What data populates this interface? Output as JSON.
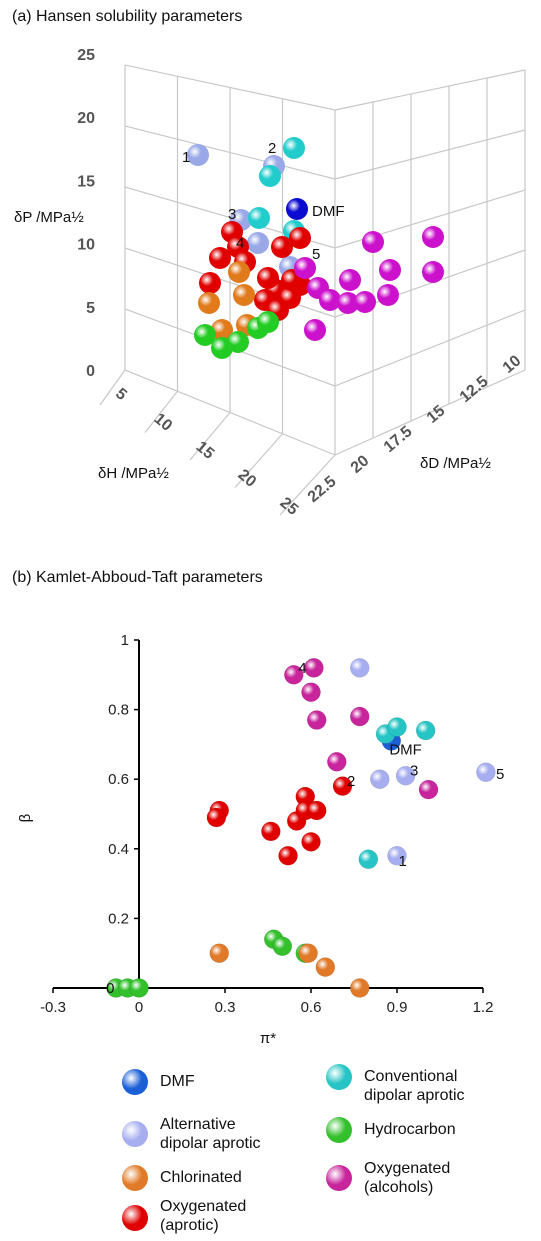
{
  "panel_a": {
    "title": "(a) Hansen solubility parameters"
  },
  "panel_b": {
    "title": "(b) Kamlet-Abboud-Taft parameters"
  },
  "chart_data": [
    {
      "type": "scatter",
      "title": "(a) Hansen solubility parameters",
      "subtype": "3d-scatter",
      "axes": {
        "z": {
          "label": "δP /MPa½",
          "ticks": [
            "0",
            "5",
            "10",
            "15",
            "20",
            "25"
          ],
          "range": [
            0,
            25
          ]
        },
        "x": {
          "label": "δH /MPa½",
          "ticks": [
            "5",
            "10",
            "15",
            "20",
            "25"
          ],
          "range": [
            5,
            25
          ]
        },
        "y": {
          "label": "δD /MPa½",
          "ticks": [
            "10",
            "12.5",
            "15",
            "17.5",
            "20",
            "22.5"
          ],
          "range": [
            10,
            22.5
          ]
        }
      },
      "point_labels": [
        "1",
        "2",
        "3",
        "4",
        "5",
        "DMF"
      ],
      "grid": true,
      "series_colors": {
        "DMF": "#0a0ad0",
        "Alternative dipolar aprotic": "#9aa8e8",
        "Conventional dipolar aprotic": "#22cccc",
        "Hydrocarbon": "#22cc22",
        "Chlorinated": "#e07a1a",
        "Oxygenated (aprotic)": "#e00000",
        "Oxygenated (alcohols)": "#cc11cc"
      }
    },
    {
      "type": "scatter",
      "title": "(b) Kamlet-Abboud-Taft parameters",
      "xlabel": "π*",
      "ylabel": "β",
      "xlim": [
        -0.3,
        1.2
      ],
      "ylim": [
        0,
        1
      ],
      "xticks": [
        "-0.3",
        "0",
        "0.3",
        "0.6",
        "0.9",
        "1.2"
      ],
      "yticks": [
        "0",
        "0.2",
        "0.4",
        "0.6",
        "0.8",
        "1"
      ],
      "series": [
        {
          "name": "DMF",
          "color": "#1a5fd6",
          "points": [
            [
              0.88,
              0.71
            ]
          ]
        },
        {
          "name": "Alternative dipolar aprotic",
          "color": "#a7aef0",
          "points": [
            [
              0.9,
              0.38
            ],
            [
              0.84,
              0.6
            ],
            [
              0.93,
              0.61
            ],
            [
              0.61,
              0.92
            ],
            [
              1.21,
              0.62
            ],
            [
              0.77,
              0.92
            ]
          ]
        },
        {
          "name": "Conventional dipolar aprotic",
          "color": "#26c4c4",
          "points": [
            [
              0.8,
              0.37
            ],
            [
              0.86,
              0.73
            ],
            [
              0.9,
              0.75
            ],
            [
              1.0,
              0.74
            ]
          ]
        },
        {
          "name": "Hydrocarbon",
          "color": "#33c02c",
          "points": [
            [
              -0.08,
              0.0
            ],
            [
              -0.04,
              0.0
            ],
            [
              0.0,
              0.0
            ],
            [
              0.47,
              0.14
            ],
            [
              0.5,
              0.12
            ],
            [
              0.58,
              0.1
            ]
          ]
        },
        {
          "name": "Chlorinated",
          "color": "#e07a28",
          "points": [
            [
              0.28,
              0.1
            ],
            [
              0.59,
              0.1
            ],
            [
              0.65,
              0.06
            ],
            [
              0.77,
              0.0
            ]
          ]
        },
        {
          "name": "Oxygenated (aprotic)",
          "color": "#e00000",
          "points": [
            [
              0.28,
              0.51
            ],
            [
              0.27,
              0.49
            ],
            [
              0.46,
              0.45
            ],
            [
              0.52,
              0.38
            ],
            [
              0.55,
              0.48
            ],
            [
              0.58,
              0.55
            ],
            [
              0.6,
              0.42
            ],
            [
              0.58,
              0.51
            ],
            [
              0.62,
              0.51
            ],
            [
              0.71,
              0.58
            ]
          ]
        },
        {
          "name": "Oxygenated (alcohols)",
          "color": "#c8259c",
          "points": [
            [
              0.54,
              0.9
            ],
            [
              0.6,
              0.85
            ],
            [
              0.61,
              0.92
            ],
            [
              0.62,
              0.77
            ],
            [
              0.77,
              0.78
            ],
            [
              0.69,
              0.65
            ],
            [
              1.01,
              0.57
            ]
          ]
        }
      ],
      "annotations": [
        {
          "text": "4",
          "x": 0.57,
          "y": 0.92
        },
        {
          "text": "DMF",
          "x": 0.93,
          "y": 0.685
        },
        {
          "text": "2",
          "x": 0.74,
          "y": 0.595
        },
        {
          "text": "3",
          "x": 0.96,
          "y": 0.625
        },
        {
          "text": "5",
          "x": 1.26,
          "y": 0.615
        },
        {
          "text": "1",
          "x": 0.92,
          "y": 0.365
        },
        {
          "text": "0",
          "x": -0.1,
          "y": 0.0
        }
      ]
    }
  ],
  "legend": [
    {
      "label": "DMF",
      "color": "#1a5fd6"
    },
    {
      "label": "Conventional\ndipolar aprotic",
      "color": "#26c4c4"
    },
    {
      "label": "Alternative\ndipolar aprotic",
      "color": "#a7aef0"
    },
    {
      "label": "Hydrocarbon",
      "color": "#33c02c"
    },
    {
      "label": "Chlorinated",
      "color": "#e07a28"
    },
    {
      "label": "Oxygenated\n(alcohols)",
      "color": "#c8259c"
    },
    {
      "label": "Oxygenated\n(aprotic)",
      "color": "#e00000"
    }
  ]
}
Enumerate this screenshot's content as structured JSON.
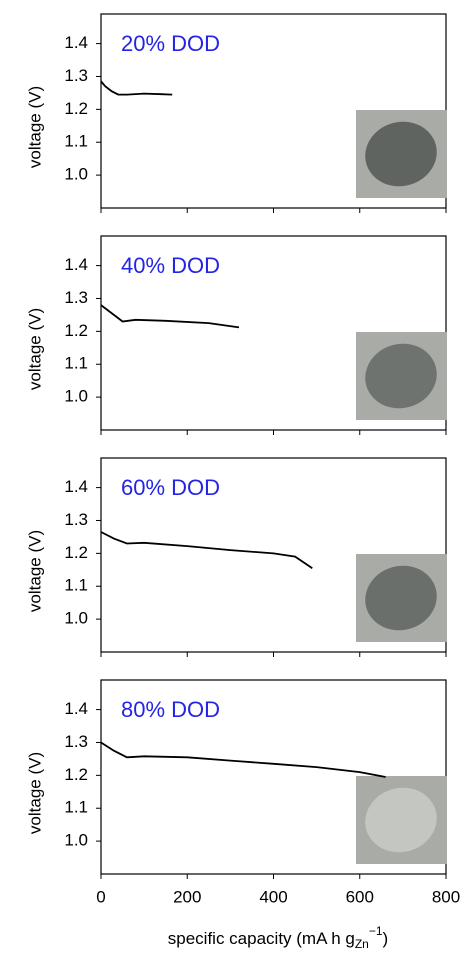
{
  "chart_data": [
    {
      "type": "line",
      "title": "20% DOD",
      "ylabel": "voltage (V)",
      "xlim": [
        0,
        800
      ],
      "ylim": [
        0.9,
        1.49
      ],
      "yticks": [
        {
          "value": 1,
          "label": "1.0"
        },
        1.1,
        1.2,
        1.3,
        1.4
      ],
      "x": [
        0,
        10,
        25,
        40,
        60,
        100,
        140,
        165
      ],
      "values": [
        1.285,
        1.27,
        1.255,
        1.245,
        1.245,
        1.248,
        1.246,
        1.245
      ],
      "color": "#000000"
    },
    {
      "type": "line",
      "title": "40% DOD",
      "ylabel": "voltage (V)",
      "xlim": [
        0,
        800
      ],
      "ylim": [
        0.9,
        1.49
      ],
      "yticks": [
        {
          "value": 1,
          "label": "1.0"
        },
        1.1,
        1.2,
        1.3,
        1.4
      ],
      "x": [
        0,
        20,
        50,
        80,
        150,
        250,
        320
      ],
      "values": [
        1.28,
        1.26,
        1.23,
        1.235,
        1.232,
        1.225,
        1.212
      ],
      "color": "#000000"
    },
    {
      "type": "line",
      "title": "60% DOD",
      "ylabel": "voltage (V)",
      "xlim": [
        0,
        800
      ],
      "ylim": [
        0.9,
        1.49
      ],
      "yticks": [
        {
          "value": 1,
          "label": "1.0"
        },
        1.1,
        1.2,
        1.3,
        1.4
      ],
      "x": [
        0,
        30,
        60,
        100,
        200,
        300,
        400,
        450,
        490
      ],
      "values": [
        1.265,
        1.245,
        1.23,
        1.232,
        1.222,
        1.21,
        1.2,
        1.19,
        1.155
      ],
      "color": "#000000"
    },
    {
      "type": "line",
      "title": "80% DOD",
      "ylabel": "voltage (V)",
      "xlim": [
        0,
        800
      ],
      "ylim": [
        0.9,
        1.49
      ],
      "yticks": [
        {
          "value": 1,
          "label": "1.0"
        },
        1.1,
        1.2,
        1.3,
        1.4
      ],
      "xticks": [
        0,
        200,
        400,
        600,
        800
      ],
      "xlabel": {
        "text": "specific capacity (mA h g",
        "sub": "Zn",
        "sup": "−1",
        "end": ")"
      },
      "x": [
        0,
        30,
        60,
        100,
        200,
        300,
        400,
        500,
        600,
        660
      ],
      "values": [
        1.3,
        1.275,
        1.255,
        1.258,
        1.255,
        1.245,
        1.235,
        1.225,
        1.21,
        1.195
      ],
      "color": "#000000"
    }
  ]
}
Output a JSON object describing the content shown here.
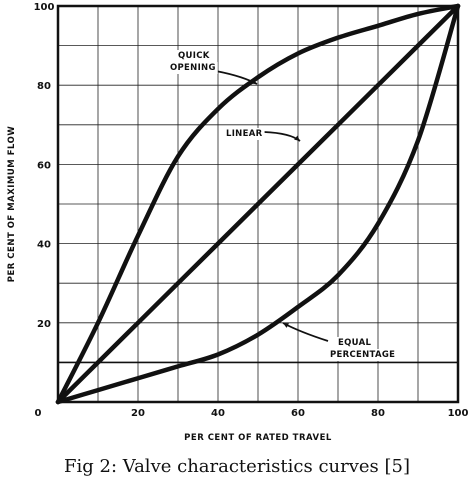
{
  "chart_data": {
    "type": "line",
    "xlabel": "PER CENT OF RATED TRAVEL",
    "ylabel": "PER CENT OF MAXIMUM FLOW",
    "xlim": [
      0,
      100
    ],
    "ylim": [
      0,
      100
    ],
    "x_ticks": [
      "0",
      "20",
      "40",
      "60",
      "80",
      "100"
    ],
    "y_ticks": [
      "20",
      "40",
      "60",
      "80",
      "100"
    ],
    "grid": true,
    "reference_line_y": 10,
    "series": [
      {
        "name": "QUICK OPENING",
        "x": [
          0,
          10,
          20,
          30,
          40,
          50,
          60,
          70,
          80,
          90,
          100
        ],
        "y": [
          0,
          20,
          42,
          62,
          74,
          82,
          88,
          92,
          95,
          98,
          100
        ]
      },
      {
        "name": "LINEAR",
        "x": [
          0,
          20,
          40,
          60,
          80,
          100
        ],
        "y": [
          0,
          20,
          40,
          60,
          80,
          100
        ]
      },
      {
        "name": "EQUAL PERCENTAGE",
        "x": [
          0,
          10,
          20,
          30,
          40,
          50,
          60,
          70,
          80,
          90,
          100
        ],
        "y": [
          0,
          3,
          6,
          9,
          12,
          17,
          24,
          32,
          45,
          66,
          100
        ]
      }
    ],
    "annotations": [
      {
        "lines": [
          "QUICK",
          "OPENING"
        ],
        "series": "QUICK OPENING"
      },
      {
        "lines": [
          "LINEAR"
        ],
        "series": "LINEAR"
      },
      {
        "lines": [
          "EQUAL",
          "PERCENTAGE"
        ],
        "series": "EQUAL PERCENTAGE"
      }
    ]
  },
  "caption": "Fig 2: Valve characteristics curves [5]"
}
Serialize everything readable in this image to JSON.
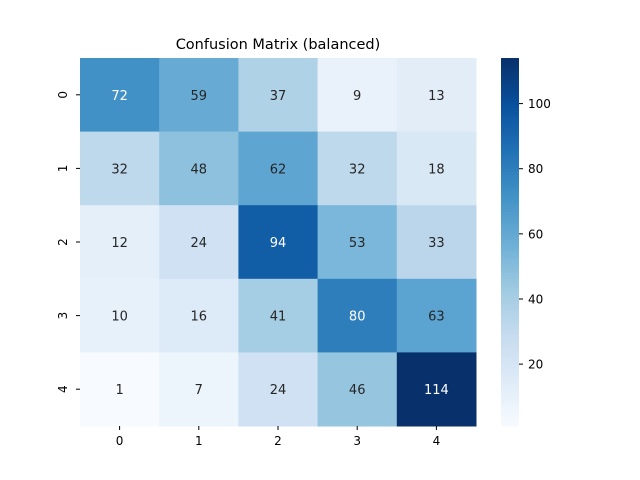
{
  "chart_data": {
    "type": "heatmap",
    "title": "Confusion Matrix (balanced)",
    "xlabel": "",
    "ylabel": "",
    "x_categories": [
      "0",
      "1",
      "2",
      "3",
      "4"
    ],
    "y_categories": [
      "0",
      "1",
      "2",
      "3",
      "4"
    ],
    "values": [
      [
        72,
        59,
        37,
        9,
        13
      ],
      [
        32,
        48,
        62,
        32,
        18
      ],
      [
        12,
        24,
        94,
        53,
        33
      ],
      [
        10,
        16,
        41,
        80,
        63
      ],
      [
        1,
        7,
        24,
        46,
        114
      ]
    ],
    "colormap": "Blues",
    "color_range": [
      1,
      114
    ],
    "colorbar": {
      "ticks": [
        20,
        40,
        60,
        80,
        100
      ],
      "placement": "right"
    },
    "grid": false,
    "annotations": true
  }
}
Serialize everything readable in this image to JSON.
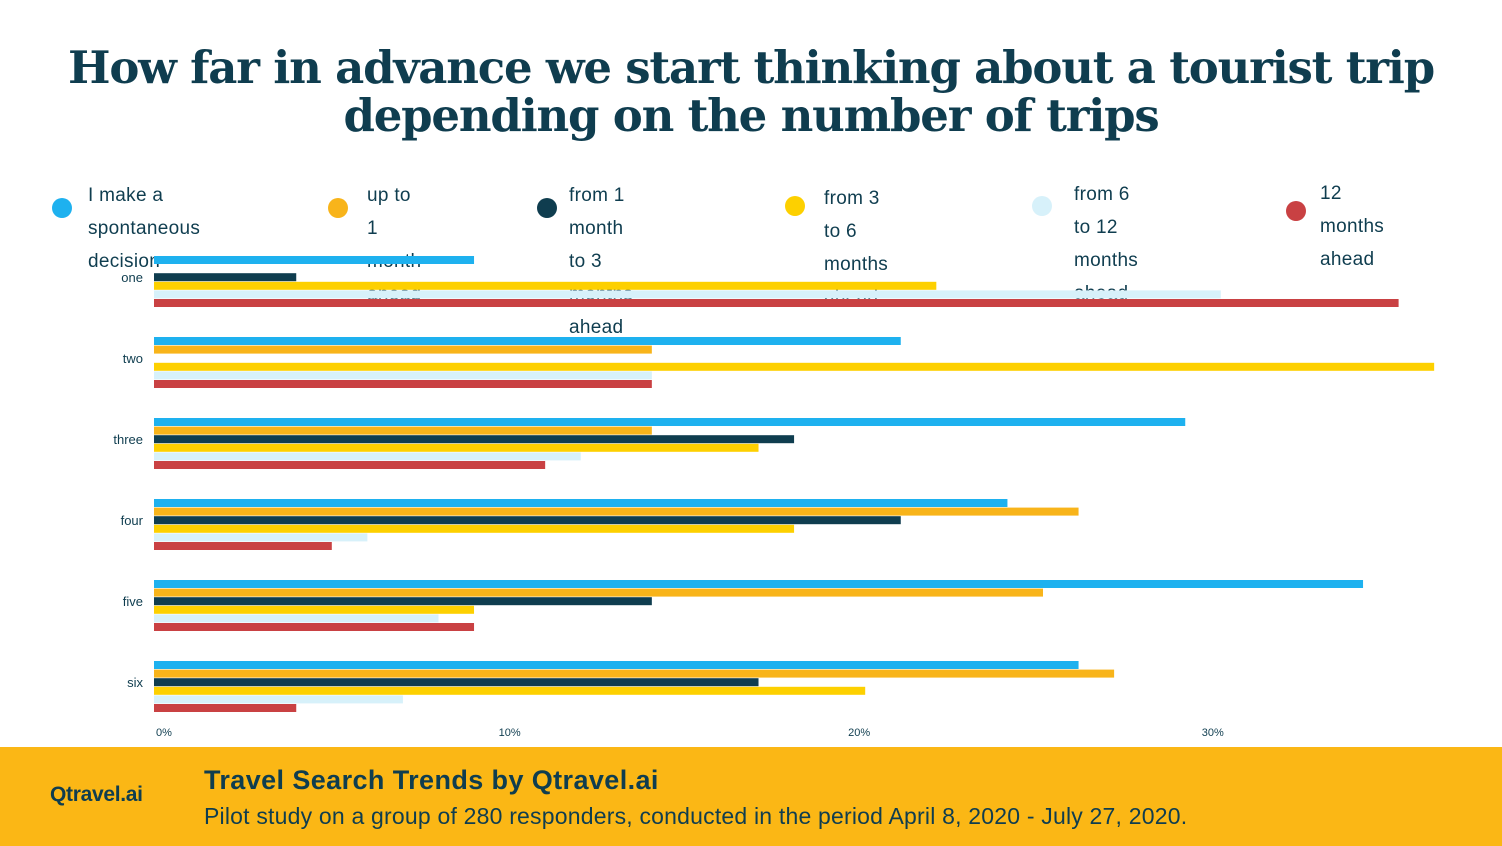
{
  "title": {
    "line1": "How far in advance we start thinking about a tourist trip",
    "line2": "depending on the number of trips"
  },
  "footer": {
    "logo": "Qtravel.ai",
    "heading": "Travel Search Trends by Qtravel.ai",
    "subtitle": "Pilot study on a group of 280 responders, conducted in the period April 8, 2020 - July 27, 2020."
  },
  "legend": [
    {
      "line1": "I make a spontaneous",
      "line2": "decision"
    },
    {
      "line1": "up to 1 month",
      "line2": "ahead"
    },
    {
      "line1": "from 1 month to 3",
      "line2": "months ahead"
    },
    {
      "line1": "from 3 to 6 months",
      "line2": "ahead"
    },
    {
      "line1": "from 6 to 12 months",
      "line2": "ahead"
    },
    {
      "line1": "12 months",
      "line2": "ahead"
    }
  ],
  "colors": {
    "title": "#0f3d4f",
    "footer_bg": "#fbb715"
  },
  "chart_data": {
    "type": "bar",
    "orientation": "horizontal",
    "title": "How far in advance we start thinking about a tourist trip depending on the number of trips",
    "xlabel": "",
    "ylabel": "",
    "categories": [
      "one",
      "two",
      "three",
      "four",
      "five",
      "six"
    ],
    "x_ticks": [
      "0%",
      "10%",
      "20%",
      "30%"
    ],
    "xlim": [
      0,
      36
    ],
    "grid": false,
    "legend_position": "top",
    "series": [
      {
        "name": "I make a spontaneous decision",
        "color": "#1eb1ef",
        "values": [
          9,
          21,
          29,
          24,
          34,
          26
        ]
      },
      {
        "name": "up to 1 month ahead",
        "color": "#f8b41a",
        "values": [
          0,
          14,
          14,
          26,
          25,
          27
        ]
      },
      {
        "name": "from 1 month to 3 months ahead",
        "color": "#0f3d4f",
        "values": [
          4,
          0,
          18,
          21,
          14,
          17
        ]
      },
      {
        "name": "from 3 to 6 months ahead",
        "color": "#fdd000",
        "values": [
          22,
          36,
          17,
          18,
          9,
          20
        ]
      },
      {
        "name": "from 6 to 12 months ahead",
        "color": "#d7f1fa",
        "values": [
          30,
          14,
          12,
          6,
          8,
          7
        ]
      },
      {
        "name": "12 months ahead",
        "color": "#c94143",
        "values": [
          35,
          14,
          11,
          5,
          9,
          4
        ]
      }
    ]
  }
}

## WHAT YOU ARE ASKED TO DO
Locate the lines above that contain "Qtravel" and copy them.

## WRITTEN SOLUTION
    "logo": "Qtravel.ai",
    "heading": "Travel Search Trends by Qtravel.ai",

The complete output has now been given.